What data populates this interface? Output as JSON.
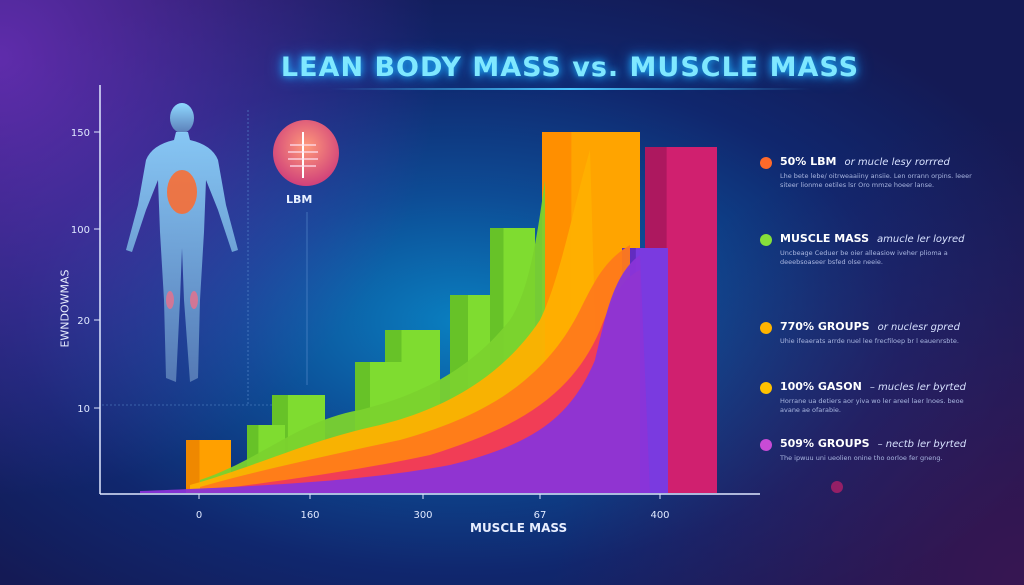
{
  "title": "LEAN BODY MASS vs. MUSCLE MASS",
  "icon_label": "LBM",
  "chart_data": {
    "type": "area",
    "title": "LEAN BODY MASS vs. MUSCLE MASS",
    "xlabel": "MUSCLE MASS",
    "ylabel": "EWNDOWMAS",
    "x_ticks": [
      "0",
      "160",
      "300",
      "67",
      "400"
    ],
    "y_ticks": [
      "150",
      "100",
      "20",
      "10"
    ],
    "grid": false,
    "legend_placement": "right",
    "series_colors": [
      "#ff6a2a",
      "#86e03a",
      "#ffb400",
      "#ffc200",
      "#c84bd6"
    ]
  },
  "legend": [
    {
      "color": "#ff6a2a",
      "title": "50%  LBM",
      "subtitle": "or mucle lesy rorrred",
      "desc": "Lhe bete lebe/ oitrweaaiiny ansiie. Len orrann orpins. leeer siteer lionme oetiles lsr Oro mmze hoeer lanse."
    },
    {
      "color": "#86e03a",
      "title": "MUSCLE MASS",
      "subtitle": "amucle ler loyred",
      "desc": "Uncbeage Ceduer be oier alleasiow iveher plioma a deeebsoaseer bsfed olse neeie."
    },
    {
      "color": "#ffb400",
      "title": "770% GROUPS",
      "subtitle": "or nuclesr gpred",
      "desc": "Uhie ifeaerats arrde nuel lee frecfiloep br l eauenrsbte."
    },
    {
      "color": "#ffc200",
      "title": "100% GASON",
      "subtitle": "– mucles ler byrted",
      "desc": "Horrane ua detiers aor yiva wo ler areel laer lnoes. beoe avane ae ofarabie."
    },
    {
      "color": "#c84bd6",
      "title": "509% GROUPS",
      "subtitle": "– nectb ler byrted",
      "desc": "The ipwuu uni ueolien onine tho oorloe fer gneng."
    }
  ]
}
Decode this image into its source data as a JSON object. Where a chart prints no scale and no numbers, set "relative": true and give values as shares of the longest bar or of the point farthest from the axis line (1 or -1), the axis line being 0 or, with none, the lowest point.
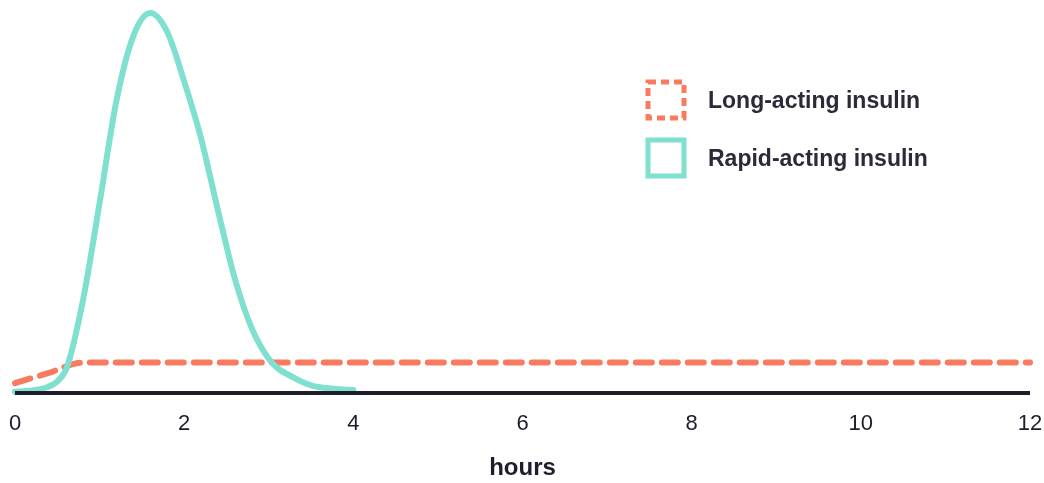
{
  "chart_data": {
    "type": "line",
    "relative": true,
    "xlabel": "hours",
    "xlim": [
      0,
      12
    ],
    "xticks": [
      0,
      2,
      4,
      6,
      8,
      10,
      12
    ],
    "legend": "top right",
    "grid": false,
    "series": [
      {
        "name": "Long-acting insulin",
        "color": "#f97a5f",
        "line_style": "dashed",
        "x": [
          0,
          0.4,
          0.8,
          2,
          4,
          6,
          8,
          10,
          12
        ],
        "values": [
          0.026,
          0.053,
          0.08,
          0.08,
          0.08,
          0.08,
          0.08,
          0.08,
          0.08
        ]
      },
      {
        "name": "Rapid-acting insulin",
        "color": "#7fe0d0",
        "line_style": "solid",
        "x": [
          0,
          0.3,
          0.5,
          0.6,
          0.8,
          1.0,
          1.2,
          1.4,
          1.6,
          1.8,
          2.0,
          2.2,
          2.4,
          2.6,
          2.8,
          3.0,
          3.3,
          3.6,
          4.0
        ],
        "values": [
          0.003,
          0.01,
          0.03,
          0.06,
          0.24,
          0.5,
          0.77,
          0.94,
          1,
          0.95,
          0.82,
          0.67,
          0.48,
          0.3,
          0.17,
          0.09,
          0.04,
          0.015,
          0.008
        ]
      }
    ]
  }
}
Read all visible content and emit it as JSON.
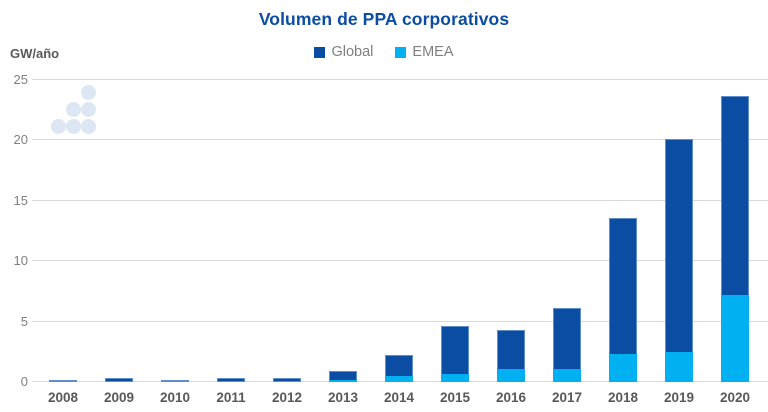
{
  "header": {
    "title": "Volumen de PPA corporativos",
    "unit_label": "GW/año"
  },
  "legend": {
    "items": [
      {
        "label": "Global",
        "color": "#0b4da2"
      },
      {
        "label": "EMEA",
        "color": "#00b0f0"
      }
    ]
  },
  "colors": {
    "title": "#0b4da2",
    "global_series": "#0b4da2",
    "emea_series": "#00b0f0",
    "gridline": "#d9d9d9",
    "axis_text": "#7f7f7f",
    "year_text": "#595959"
  },
  "decoration": {
    "dots_color": "#dce7f3",
    "dots_icon": "dots-triangle-decoration"
  },
  "chart_data": {
    "type": "bar",
    "mode": "overlay",
    "title": "Volumen de PPA corporativos",
    "xlabel": "",
    "ylabel": "GW/año",
    "categories": [
      "2008",
      "2009",
      "2010",
      "2011",
      "2012",
      "2013",
      "2014",
      "2015",
      "2016",
      "2017",
      "2018",
      "2019",
      "2020"
    ],
    "series": [
      {
        "name": "Global",
        "color": "#0b4da2",
        "values": [
          0.15,
          0.35,
          0.15,
          0.35,
          0.35,
          0.9,
          2.2,
          4.6,
          4.3,
          6.1,
          13.6,
          20.1,
          23.7
        ]
      },
      {
        "name": "EMEA",
        "color": "#00b0f0",
        "values": [
          0,
          0,
          0,
          0,
          0,
          0.2,
          0.5,
          0.7,
          1.1,
          1.1,
          2.3,
          2.5,
          7.2
        ]
      }
    ],
    "ylim": [
      0,
      25
    ],
    "yticks": [
      0,
      5,
      10,
      15,
      20,
      25
    ],
    "grid": true,
    "legend_position": "top-center"
  }
}
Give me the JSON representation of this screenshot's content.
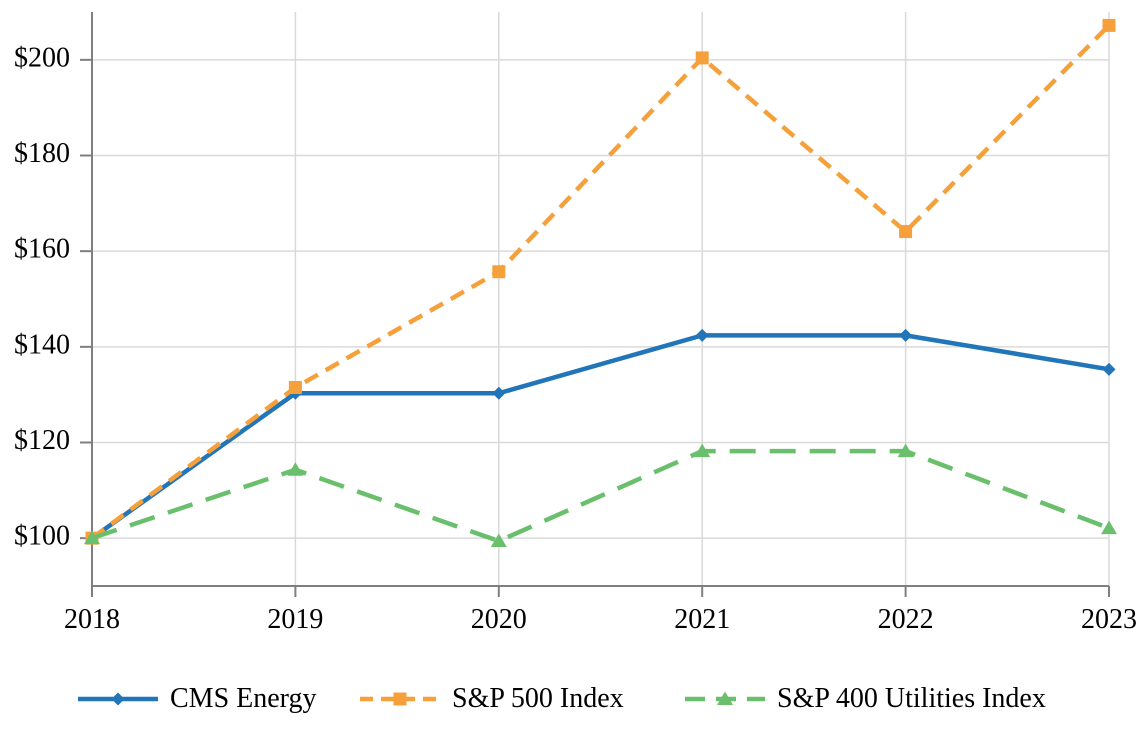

──────────────────────────────

> **Your task**:
Set every line down exactly as written, leaving each picture out.

> **The solution**:
What data populates this interface? Output as JSON.
{
  "title": "LEAN BODY MASS vs. MUSCLE MASS",
  "icon_label": "LBM",
  "chart_data": {
    "type": "area",
    "title": "LEAN BODY MASS vs. MUSCLE MASS",
    "xlabel": "MUSCLE MASS",
    "ylabel": "EWNDOWMAS",
    "x_ticks": [
      "0",
      "160",
      "300",
      "67",
      "400"
    ],
    "y_ticks": [
      "150",
      "100",
      "20",
      "10"
    ],
    "grid": false,
    "legend_placement": "right",
    "series_colors": [
      "#ff6a2a",
      "#86e03a",
      "#ffb400",
      "#ffc200",
      "#c84bd6"
    ]
  },
  "legend": [
    {
      "color": "#ff6a2a",
      "title": "50%  LBM",
      "subtitle": "or mucle lesy rorrred",
      "desc": "Lhe bete lebe/ oitrweaaiiny ansiie. Len orrann orpins. leeer siteer lionme oetiles lsr Oro mmze hoeer lanse."
    },
    {
      "color": "#86e03a",
      "title": "MUSCLE MASS",
      "subtitle": "amucle ler loyred",
      "desc": "Uncbeage Ceduer be oier alleasiow iveher plioma a deeebsoaseer bsfed olse neeie."
    },
    {
      "color": "#ffb400",
      "title": "770% GROUPS",
      "subtitle": "or nuclesr gpred",
      "desc": "Uhie ifeaerats arrde nuel lee frecfiloep br l eauenrsbte."
    },
    {
      "color": "#ffc200",
      "title": "100% GASON",
      "subtitle": "– mucles ler byrted",
      "desc": "Horrane ua detiers aor yiva wo ler areel laer lnoes. beoe avane ae ofarabie."
    },
    {
      "color": "#c84bd6",
      "title": "509% GROUPS",
      "subtitle": "– nectb ler byrted",
      "desc": "The ipwuu uni ueolien onine tho oorloe fer gneng."
    }
  ]
}
Decode this image into its source data as a JSON object. Where a chart prints no scale and no numbers, set "relative": true and give values as shares of the longest bar or of the point farthest from the axis line (1 or -1), the axis line being 0 or, with none, the lowest point.
{
  "chart_data": {
    "type": "line",
    "relative": true,
    "xlabel": "hours",
    "xlim": [
      0,
      12
    ],
    "xticks": [
      0,
      2,
      4,
      6,
      8,
      10,
      12
    ],
    "legend": "top right",
    "grid": false,
    "series": [
      {
        "name": "Long-acting insulin",
        "color": "#f97a5f",
        "line_style": "dashed",
        "x": [
          0,
          0.4,
          0.8,
          2,
          4,
          6,
          8,
          10,
          12
        ],
        "values": [
          0.026,
          0.053,
          0.08,
          0.08,
          0.08,
          0.08,
          0.08,
          0.08,
          0.08
        ]
      },
      {
        "name": "Rapid-acting insulin",
        "color": "#7fe0d0",
        "line_style": "solid",
        "x": [
          0,
          0.3,
          0.5,
          0.6,
          0.8,
          1.0,
          1.2,
          1.4,
          1.6,
          1.8,
          2.0,
          2.2,
          2.4,
          2.6,
          2.8,
          3.0,
          3.3,
          3.6,
          4.0
        ],
        "values": [
          0.003,
          0.01,
          0.03,
          0.06,
          0.24,
          0.5,
          0.77,
          0.94,
          1,
          0.95,
          0.82,
          0.67,
          0.48,
          0.3,
          0.17,
          0.09,
          0.04,
          0.015,
          0.008
        ]
      }
    ]
  }
}
Read all visible content and emit it as JSON.
{
  "header": {
    "title": "Volumen de PPA corporativos",
    "unit_label": "GW/año"
  },
  "legend": {
    "items": [
      {
        "label": "Global",
        "color": "#0b4da2"
      },
      {
        "label": "EMEA",
        "color": "#00b0f0"
      }
    ]
  },
  "colors": {
    "title": "#0b4da2",
    "global_series": "#0b4da2",
    "emea_series": "#00b0f0",
    "gridline": "#d9d9d9",
    "axis_text": "#7f7f7f",
    "year_text": "#595959"
  },
  "decoration": {
    "dots_color": "#dce7f3",
    "dots_icon": "dots-triangle-decoration"
  },
  "chart_data": {
    "type": "bar",
    "mode": "overlay",
    "title": "Volumen de PPA corporativos",
    "xlabel": "",
    "ylabel": "GW/año",
    "categories": [
      "2008",
      "2009",
      "2010",
      "2011",
      "2012",
      "2013",
      "2014",
      "2015",
      "2016",
      "2017",
      "2018",
      "2019",
      "2020"
    ],
    "series": [
      {
        "name": "Global",
        "color": "#0b4da2",
        "values": [
          0.15,
          0.35,
          0.15,
          0.35,
          0.35,
          0.9,
          2.2,
          4.6,
          4.3,
          6.1,
          13.6,
          20.1,
          23.7
        ]
      },
      {
        "name": "EMEA",
        "color": "#00b0f0",
        "values": [
          0,
          0,
          0,
          0,
          0,
          0.2,
          0.5,
          0.7,
          1.1,
          1.1,
          2.3,
          2.5,
          7.2
        ]
      }
    ],
    "ylim": [
      0,
      25
    ],
    "yticks": [
      0,
      5,
      10,
      15,
      20,
      25
    ],
    "grid": true,
    "legend_position": "top-center"
  }
}
Give me the JSON representation of this screenshot's content.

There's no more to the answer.